■ **What needs to be done**:
Retype all of the data. Every line must match exactly.

■ **Records**:
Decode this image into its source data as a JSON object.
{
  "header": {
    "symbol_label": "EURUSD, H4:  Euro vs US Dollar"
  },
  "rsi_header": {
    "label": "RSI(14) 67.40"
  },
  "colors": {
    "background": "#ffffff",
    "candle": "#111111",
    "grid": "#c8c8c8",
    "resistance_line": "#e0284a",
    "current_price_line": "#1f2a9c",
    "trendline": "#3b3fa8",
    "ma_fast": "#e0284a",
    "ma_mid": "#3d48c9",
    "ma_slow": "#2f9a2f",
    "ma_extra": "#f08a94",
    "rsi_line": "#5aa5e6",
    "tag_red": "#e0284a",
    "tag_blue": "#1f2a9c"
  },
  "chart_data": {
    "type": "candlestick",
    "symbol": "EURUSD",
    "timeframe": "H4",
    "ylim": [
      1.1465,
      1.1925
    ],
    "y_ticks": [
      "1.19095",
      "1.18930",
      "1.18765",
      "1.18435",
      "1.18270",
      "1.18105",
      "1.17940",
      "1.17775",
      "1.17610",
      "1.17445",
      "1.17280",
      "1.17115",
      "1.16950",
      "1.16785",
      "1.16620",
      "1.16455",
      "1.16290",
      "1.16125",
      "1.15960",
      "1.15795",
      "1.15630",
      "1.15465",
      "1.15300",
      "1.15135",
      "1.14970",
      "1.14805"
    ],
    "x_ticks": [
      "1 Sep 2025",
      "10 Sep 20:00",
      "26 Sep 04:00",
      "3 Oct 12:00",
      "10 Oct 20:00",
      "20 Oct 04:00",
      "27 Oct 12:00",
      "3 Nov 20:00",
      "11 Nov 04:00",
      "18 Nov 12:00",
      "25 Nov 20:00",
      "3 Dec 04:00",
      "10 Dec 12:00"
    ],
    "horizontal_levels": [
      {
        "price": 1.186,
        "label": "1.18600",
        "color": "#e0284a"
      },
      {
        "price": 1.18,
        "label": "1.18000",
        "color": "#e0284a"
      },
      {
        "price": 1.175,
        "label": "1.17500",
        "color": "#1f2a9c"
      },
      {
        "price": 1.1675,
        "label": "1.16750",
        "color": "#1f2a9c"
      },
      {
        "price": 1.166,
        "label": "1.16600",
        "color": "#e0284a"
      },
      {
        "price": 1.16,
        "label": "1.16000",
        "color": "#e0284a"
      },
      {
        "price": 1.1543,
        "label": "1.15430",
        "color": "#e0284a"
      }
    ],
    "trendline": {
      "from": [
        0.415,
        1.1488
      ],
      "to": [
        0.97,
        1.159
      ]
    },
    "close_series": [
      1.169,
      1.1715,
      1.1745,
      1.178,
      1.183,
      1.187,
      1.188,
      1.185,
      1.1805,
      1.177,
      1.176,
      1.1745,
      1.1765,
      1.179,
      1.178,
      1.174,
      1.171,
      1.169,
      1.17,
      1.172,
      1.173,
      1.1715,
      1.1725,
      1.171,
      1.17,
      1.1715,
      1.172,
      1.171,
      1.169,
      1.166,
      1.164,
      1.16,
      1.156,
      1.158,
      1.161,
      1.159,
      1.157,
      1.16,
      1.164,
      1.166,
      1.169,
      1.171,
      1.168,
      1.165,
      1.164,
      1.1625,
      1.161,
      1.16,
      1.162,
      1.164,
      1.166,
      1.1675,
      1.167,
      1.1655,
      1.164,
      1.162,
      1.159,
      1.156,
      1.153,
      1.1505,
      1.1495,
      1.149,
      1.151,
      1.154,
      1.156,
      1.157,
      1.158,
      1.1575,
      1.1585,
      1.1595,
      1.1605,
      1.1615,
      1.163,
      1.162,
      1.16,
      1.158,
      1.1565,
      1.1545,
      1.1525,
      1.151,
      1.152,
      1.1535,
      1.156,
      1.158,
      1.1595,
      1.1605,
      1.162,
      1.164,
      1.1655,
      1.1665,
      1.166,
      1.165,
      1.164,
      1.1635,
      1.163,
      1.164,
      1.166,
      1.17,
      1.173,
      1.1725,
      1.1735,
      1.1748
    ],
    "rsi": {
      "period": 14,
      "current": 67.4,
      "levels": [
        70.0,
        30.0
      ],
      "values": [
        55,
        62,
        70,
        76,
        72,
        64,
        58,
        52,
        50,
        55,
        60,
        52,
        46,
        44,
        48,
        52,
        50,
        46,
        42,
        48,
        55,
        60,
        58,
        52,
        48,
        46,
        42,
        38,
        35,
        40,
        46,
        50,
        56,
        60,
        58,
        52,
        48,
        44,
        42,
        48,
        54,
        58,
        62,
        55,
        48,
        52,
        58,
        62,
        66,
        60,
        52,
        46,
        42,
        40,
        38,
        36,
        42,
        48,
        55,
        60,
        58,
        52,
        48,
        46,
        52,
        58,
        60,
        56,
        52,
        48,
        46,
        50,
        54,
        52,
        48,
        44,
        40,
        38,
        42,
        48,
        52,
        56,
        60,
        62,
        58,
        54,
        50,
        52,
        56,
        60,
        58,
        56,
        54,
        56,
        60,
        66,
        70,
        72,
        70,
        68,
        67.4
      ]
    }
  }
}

■ **Result of this exercise**:
Decode this image into its source data as a JSON object.
{
  "header": {
    "symbol_label": "EURUSD, H4:  Euro vs US Dollar"
  },
  "rsi_header": {
    "label": "RSI(14) 67.40"
  },
  "colors": {
    "background": "#ffffff",
    "candle": "#111111",
    "grid": "#c8c8c8",
    "resistance_line": "#e0284a",
    "current_price_line": "#1f2a9c",
    "trendline": "#3b3fa8",
    "ma_fast": "#e0284a",
    "ma_mid": "#3d48c9",
    "ma_slow": "#2f9a2f",
    "ma_extra": "#f08a94",
    "rsi_line": "#5aa5e6",
    "tag_red": "#e0284a",
    "tag_blue": "#1f2a9c"
  },
  "chart_data": {
    "type": "candlestick",
    "symbol": "EURUSD",
    "timeframe": "H4",
    "ylim": [
      1.1465,
      1.1925
    ],
    "y_ticks": [
      "1.19095",
      "1.18930",
      "1.18765",
      "1.18435",
      "1.18270",
      "1.18105",
      "1.17940",
      "1.17775",
      "1.17610",
      "1.17445",
      "1.17280",
      "1.17115",
      "1.16950",
      "1.16785",
      "1.16620",
      "1.16455",
      "1.16290",
      "1.16125",
      "1.15960",
      "1.15795",
      "1.15630",
      "1.15465",
      "1.15300",
      "1.15135",
      "1.14970",
      "1.14805"
    ],
    "x_ticks": [
      "1 Sep 2025",
      "10 Sep 20:00",
      "26 Sep 04:00",
      "3 Oct 12:00",
      "10 Oct 20:00",
      "20 Oct 04:00",
      "27 Oct 12:00",
      "3 Nov 20:00",
      "11 Nov 04:00",
      "18 Nov 12:00",
      "25 Nov 20:00",
      "3 Dec 04:00",
      "10 Dec 12:00"
    ],
    "horizontal_levels": [
      {
        "price": 1.186,
        "label": "1.18600",
        "color": "#e0284a"
      },
      {
        "price": 1.18,
        "label": "1.18000",
        "color": "#e0284a"
      },
      {
        "price": 1.175,
        "label": "1.17500",
        "color": "#1f2a9c"
      },
      {
        "price": 1.1675,
        "label": "1.16750",
        "color": "#1f2a9c"
      },
      {
        "price": 1.166,
        "label": "1.16600",
        "color": "#e0284a"
      },
      {
        "price": 1.16,
        "label": "1.16000",
        "color": "#e0284a"
      },
      {
        "price": 1.1543,
        "label": "1.15430",
        "color": "#e0284a"
      }
    ],
    "trendline": {
      "from": [
        0.415,
        1.1488
      ],
      "to": [
        0.97,
        1.159
      ]
    },
    "close_series": [
      1.169,
      1.1715,
      1.1745,
      1.178,
      1.183,
      1.187,
      1.188,
      1.185,
      1.1805,
      1.177,
      1.176,
      1.1745,
      1.1765,
      1.179,
      1.178,
      1.174,
      1.171,
      1.169,
      1.17,
      1.172,
      1.173,
      1.1715,
      1.1725,
      1.171,
      1.17,
      1.1715,
      1.172,
      1.171,
      1.169,
      1.166,
      1.164,
      1.16,
      1.156,
      1.158,
      1.161,
      1.159,
      1.157,
      1.16,
      1.164,
      1.166,
      1.169,
      1.171,
      1.168,
      1.165,
      1.164,
      1.1625,
      1.161,
      1.16,
      1.162,
      1.164,
      1.166,
      1.1675,
      1.167,
      1.1655,
      1.164,
      1.162,
      1.159,
      1.156,
      1.153,
      1.1505,
      1.1495,
      1.149,
      1.151,
      1.154,
      1.156,
      1.157,
      1.158,
      1.1575,
      1.1585,
      1.1595,
      1.1605,
      1.1615,
      1.163,
      1.162,
      1.16,
      1.158,
      1.1565,
      1.1545,
      1.1525,
      1.151,
      1.152,
      1.1535,
      1.156,
      1.158,
      1.1595,
      1.1605,
      1.162,
      1.164,
      1.1655,
      1.1665,
      1.166,
      1.165,
      1.164,
      1.1635,
      1.163,
      1.164,
      1.166,
      1.17,
      1.173,
      1.1725,
      1.1735,
      1.1748
    ],
    "rsi": {
      "period": 14,
      "current": 67.4,
      "levels": [
        70.0,
        30.0
      ],
      "values": [
        55,
        62,
        70,
        76,
        72,
        64,
        58,
        52,
        50,
        55,
        60,
        52,
        46,
        44,
        48,
        52,
        50,
        46,
        42,
        48,
        55,
        60,
        58,
        52,
        48,
        46,
        42,
        38,
        35,
        40,
        46,
        50,
        56,
        60,
        58,
        52,
        48,
        44,
        42,
        48,
        54,
        58,
        62,
        55,
        48,
        52,
        58,
        62,
        66,
        60,
        52,
        46,
        42,
        40,
        38,
        36,
        42,
        48,
        55,
        60,
        58,
        52,
        48,
        46,
        52,
        58,
        60,
        56,
        52,
        48,
        46,
        50,
        54,
        52,
        48,
        44,
        40,
        38,
        42,
        48,
        52,
        56,
        60,
        62,
        58,
        54,
        50,
        52,
        56,
        60,
        58,
        56,
        54,
        56,
        60,
        66,
        70,
        72,
        70,
        68,
        67.4
      ]
    }
  }
}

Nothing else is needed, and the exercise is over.